- [YOUR INSTRUCTIONS]: All of the data must be printed exactly; please include every line.

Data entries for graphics
## Start

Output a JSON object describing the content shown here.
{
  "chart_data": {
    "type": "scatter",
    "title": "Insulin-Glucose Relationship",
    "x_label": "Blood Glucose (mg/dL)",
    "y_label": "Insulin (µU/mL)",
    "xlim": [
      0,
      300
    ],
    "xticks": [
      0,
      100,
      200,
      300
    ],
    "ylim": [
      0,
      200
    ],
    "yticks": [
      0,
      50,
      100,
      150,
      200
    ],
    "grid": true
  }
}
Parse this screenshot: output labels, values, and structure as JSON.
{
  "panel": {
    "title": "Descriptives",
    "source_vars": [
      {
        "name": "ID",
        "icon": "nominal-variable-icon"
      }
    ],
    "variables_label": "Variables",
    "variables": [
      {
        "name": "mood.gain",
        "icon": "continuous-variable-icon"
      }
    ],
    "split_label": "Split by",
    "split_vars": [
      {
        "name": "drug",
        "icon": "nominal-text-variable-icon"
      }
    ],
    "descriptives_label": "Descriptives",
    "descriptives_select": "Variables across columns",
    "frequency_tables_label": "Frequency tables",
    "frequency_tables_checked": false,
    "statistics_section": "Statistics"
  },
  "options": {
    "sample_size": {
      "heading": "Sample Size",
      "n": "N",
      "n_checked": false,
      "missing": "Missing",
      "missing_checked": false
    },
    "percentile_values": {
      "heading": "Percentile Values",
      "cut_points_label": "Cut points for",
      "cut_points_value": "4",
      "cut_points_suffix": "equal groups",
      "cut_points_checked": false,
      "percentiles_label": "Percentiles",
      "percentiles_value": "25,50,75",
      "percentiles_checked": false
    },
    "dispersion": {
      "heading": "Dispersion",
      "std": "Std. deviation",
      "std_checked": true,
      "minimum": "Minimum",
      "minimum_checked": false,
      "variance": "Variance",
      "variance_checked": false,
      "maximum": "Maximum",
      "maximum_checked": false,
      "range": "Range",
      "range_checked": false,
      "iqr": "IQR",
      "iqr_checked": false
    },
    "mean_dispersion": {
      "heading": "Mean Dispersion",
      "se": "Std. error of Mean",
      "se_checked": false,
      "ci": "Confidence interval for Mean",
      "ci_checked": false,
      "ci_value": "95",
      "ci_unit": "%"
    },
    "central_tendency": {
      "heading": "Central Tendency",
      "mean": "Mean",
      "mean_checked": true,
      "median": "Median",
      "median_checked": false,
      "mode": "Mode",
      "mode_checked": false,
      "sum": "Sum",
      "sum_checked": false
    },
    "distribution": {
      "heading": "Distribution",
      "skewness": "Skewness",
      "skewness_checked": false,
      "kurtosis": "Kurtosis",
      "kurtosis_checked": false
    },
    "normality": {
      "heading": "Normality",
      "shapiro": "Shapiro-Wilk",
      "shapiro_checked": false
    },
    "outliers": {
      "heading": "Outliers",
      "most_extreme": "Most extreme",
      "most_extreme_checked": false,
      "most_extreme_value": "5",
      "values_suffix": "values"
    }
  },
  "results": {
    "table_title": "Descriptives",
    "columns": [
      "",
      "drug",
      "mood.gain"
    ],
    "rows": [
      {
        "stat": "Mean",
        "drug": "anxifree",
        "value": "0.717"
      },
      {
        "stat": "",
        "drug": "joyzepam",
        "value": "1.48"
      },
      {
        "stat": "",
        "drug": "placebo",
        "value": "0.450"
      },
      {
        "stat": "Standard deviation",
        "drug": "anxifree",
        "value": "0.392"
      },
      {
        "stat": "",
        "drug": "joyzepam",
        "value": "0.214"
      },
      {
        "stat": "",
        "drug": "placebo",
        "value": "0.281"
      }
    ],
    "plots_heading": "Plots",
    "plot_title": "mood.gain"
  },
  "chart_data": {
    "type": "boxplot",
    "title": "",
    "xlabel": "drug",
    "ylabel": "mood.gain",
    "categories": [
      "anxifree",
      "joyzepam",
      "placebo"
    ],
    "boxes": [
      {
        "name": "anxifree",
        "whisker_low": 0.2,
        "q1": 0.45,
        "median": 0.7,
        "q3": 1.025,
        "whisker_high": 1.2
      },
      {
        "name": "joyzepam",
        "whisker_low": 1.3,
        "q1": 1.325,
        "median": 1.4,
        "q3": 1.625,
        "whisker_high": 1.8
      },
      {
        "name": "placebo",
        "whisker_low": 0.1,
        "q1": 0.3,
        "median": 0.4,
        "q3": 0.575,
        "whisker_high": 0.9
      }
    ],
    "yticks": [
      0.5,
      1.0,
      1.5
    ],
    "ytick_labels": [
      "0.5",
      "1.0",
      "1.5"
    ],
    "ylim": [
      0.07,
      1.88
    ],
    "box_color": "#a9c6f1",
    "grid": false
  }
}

## End

- [SOLUTION FOR THIS TASK]:
Output a JSON object describing the content shown here.
{
  "chart_data": {
    "type": "scatter",
    "title": "Insulin-Glucose Relationship",
    "x_label": "Blood Glucose (mg/dL)",
    "y_label": "Insulin (µU/mL)",
    "xlim": [
      0,
      300
    ],
    "xticks": [
      0,
      100,
      200,
      300
    ],
    "ylim": [
      0,
      200
    ],
    "yticks": [
      0,
      50,
      100,
      150,
      200
    ],
    "grid": true
  }
}
Parse this screenshot: output labels, values, and structure as JSON.
{
  "panel": {
    "title": "Descriptives",
    "source_vars": [
      {
        "name": "ID",
        "icon": "nominal-variable-icon"
      }
    ],
    "variables_label": "Variables",
    "variables": [
      {
        "name": "mood.gain",
        "icon": "continuous-variable-icon"
      }
    ],
    "split_label": "Split by",
    "split_vars": [
      {
        "name": "drug",
        "icon": "nominal-text-variable-icon"
      }
    ],
    "descriptives_label": "Descriptives",
    "descriptives_select": "Variables across columns",
    "frequency_tables_label": "Frequency tables",
    "frequency_tables_checked": false,
    "statistics_section": "Statistics"
  },
  "options": {
    "sample_size": {
      "heading": "Sample Size",
      "n": "N",
      "n_checked": false,
      "missing": "Missing",
      "missing_checked": false
    },
    "percentile_values": {
      "heading": "Percentile Values",
      "cut_points_label": "Cut points for",
      "cut_points_value": "4",
      "cut_points_suffix": "equal groups",
      "cut_points_checked": false,
      "percentiles_label": "Percentiles",
      "percentiles_value": "25,50,75",
      "percentiles_checked": false
    },
    "dispersion": {
      "heading": "Dispersion",
      "std": "Std. deviation",
      "std_checked": true,
      "minimum": "Minimum",
      "minimum_checked": false,
      "variance": "Variance",
      "variance_checked": false,
      "maximum": "Maximum",
      "maximum_checked": false,
      "range": "Range",
      "range_checked": false,
      "iqr": "IQR",
      "iqr_checked": false
    },
    "mean_dispersion": {
      "heading": "Mean Dispersion",
      "se": "Std. error of Mean",
      "se_checked": false,
      "ci": "Confidence interval for Mean",
      "ci_checked": false,
      "ci_value": "95",
      "ci_unit": "%"
    },
    "central_tendency": {
      "heading": "Central Tendency",
      "mean": "Mean",
      "mean_checked": true,
      "median": "Median",
      "median_checked": false,
      "mode": "Mode",
      "mode_checked": false,
      "sum": "Sum",
      "sum_checked": false
    },
    "distribution": {
      "heading": "Distribution",
      "skewness": "Skewness",
      "skewness_checked": false,
      "kurtosis": "Kurtosis",
      "kurtosis_checked": false
    },
    "normality": {
      "heading": "Normality",
      "shapiro": "Shapiro-Wilk",
      "shapiro_checked": false
    },
    "outliers": {
      "heading": "Outliers",
      "most_extreme": "Most extreme",
      "most_extreme_checked": false,
      "most_extreme_value": "5",
      "values_suffix": "values"
    }
  },
  "results": {
    "table_title": "Descriptives",
    "columns": [
      "",
      "drug",
      "mood.gain"
    ],
    "rows": [
      {
        "stat": "Mean",
        "drug": "anxifree",
        "value": "0.717"
      },
      {
        "stat": "",
        "drug": "joyzepam",
        "value": "1.48"
      },
      {
        "stat": "",
        "drug": "placebo",
        "value": "0.450"
      },
      {
        "stat": "Standard deviation",
        "drug": "anxifree",
        "value": "0.392"
      },
      {
        "stat": "",
        "drug": "joyzepam",
        "value": "0.214"
      },
      {
        "stat": "",
        "drug": "placebo",
        "value": "0.281"
      }
    ],
    "plots_heading": "Plots",
    "plot_title": "mood.gain"
  },
  "chart_data": {
    "type": "boxplot",
    "title": "",
    "xlabel": "drug",
    "ylabel": "mood.gain",
    "categories": [
      "anxifree",
      "joyzepam",
      "placebo"
    ],
    "boxes": [
      {
        "name": "anxifree",
        "whisker_low": 0.2,
        "q1": 0.45,
        "median": 0.7,
        "q3": 1.025,
        "whisker_high": 1.2
      },
      {
        "name": "joyzepam",
        "whisker_low": 1.3,
        "q1": 1.325,
        "median": 1.4,
        "q3": 1.625,
        "whisker_high": 1.8
      },
      {
        "name": "placebo",
        "whisker_low": 0.1,
        "q1": 0.3,
        "median": 0.4,
        "q3": 0.575,
        "whisker_high": 0.9
      }
    ],
    "yticks": [
      0.5,
      1.0,
      1.5
    ],
    "ytick_labels": [
      "0.5",
      "1.0",
      "1.5"
    ],
    "ylim": [
      0.07,
      1.88
    ],
    "box_color": "#a9c6f1",
    "grid": false
  }
}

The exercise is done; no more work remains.